WHAT YOU SHOULD DO —
Rewrite the neogo README from "[!WARNING] The neogo" to "as Golang structs.", putting "repetitive code" wherever "boilerplate" appears.

README
¶
neogo
A Golang-ORM for Neo4J which creates idiomatic & fluent Cypher.
[!WARNING] The neogo API is still in an experimental phase. Expect minor changes and additions until the first release.
Overview
neogo was designed to make writing Cypher as simple as possible, providing a
safety-net and reducing boilerplate by leveraging canonical representations of
nodes and relationships as Golang structs.
- Hands-free un/marshalling between Go and Neo4J
- No dynamic property, variable, label qualification necessary
- Creates readable, interoperable Cypher queries
- Abstract nodes with multiple concrete implementers
- Heavily tested; full coverage of Neo4J docs examples (see
internal/tests) - Automatic & explicit:
- Variable qualification
- Node/relationship label patterns
- Parameter injection
Getting Started
See the following resources to get started with neogo:
Example
type Person struct {
neogo.Node `neo4j:"Person"`
Name string `json:"name"`
Surname string `json:"surname"`
Age int `json:"age"`
}
func main() {
// Simply obtain an instance of the neo4j.DriverWithContext
d := neogo.New(driverWithContext)

Part of a data file —
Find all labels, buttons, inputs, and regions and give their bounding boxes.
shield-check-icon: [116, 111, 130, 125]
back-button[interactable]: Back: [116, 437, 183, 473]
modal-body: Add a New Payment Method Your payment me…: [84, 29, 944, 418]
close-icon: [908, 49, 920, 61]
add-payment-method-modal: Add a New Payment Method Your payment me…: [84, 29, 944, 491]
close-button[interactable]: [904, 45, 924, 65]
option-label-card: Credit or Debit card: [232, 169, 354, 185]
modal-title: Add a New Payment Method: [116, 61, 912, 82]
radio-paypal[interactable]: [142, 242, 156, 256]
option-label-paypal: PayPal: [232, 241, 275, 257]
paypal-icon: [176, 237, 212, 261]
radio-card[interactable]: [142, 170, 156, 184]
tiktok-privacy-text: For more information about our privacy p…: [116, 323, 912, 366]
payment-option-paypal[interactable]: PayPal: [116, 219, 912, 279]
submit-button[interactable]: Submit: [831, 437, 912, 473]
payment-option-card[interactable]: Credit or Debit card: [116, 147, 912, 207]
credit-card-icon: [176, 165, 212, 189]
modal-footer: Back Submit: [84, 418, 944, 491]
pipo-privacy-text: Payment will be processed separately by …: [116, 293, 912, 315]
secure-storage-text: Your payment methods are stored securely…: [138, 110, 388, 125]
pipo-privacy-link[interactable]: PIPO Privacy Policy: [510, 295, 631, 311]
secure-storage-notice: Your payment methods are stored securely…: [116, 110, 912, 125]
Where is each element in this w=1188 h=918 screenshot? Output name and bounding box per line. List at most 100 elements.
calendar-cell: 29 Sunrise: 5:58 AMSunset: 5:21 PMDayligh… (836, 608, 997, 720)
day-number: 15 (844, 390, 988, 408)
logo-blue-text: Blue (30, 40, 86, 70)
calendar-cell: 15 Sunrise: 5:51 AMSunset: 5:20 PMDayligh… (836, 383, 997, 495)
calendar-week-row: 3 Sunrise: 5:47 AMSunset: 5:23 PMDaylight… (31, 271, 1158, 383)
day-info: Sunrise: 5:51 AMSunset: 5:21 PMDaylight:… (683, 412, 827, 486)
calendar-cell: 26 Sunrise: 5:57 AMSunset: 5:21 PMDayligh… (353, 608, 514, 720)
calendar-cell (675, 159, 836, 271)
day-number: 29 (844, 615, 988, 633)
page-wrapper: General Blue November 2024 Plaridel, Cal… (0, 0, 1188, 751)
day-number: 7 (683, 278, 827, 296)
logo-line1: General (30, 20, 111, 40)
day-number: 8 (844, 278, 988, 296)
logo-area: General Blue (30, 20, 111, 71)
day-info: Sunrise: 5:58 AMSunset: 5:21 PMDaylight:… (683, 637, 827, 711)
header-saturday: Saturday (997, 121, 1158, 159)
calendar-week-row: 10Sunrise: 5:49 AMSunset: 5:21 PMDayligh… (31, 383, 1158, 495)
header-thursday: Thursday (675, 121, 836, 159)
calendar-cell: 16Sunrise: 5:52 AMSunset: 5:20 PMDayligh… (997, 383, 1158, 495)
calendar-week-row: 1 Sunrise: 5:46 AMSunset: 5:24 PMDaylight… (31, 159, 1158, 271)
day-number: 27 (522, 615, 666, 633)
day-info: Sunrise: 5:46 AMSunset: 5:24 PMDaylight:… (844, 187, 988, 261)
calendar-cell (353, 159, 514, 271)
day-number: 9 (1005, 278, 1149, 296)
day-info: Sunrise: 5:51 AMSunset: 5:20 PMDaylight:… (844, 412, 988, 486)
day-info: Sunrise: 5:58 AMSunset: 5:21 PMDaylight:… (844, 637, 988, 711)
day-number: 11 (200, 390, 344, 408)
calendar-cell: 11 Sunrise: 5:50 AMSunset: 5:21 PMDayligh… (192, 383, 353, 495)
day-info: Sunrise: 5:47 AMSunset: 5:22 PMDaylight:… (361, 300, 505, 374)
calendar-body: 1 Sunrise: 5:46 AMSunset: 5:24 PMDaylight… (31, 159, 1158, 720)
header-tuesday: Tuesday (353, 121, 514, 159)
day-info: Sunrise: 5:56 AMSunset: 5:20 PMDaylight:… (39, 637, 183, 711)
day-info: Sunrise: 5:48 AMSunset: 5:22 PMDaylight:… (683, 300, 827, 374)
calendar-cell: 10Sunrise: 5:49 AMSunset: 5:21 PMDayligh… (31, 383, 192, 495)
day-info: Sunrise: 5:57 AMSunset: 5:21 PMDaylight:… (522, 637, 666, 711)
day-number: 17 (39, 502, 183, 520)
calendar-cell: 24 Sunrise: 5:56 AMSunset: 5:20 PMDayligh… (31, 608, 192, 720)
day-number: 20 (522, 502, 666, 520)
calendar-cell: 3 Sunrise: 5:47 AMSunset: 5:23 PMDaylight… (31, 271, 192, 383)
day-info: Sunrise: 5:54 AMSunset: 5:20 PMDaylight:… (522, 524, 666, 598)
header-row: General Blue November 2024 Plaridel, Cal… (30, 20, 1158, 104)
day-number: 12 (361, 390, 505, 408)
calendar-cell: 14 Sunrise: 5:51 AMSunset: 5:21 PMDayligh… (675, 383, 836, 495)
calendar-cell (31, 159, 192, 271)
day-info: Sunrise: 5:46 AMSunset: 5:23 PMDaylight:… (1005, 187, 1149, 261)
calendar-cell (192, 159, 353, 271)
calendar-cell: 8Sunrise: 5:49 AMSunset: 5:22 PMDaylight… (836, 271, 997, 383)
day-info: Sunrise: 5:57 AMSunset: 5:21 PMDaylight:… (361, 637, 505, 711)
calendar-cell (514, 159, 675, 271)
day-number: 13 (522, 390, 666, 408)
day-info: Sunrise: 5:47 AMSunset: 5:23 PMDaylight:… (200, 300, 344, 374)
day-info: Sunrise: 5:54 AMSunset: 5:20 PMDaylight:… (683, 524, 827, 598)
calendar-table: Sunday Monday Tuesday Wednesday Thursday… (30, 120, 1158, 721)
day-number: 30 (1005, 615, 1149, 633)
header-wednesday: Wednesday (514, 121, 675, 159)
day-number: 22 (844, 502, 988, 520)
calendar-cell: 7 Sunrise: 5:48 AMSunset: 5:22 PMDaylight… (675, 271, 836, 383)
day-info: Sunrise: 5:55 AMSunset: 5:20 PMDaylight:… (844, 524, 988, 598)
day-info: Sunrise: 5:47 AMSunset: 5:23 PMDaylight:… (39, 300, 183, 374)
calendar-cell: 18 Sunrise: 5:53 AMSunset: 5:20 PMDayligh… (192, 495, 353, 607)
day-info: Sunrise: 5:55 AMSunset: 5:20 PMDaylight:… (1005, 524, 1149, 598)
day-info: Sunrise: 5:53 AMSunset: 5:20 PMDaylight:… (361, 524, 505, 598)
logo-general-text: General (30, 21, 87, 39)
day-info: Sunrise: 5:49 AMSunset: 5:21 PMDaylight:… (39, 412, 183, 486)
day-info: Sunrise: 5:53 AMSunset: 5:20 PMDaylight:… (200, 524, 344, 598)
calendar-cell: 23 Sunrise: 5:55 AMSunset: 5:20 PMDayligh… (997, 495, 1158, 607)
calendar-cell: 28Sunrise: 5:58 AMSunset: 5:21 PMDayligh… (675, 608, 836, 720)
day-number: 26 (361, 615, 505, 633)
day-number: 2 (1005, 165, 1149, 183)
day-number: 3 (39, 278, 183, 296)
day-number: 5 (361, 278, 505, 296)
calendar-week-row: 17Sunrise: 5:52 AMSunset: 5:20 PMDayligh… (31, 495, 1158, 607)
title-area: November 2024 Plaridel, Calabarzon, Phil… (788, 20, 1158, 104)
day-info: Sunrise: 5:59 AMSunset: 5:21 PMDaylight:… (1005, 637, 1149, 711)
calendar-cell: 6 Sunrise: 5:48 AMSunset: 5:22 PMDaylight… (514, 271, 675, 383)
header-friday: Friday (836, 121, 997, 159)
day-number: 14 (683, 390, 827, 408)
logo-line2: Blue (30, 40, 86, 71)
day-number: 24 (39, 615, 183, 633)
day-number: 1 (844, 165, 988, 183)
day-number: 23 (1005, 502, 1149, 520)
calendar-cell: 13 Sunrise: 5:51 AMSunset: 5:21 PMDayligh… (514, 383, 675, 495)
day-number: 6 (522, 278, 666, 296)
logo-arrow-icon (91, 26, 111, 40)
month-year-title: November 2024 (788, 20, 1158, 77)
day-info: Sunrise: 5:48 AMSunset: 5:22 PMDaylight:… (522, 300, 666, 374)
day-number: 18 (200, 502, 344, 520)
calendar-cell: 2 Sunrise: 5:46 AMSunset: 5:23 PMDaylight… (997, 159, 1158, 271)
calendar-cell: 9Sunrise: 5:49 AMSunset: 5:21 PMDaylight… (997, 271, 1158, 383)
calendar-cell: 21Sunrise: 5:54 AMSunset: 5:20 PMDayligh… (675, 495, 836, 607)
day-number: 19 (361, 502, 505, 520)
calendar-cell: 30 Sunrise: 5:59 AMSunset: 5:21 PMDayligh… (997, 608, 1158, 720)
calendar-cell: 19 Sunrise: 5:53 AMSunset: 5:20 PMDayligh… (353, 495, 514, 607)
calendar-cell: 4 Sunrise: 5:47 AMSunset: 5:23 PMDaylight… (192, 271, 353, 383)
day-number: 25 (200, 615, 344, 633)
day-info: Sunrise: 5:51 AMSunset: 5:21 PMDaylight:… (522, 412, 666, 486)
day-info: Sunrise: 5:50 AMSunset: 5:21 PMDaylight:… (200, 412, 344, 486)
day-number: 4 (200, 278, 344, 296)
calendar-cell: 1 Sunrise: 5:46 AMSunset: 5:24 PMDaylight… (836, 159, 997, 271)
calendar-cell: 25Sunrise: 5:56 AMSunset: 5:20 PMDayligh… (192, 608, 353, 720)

COMPLETE ANSWER —
[!WARNING] The neogo API is still in an experimental phase. Expect minor changes and additions until the first release.
Overview
neogo was designed to make writing Cypher as simple as possible, providing a
safety-net and reducing repetitive code by leveraging canonical representations of
nodes and relationships as Golang structs.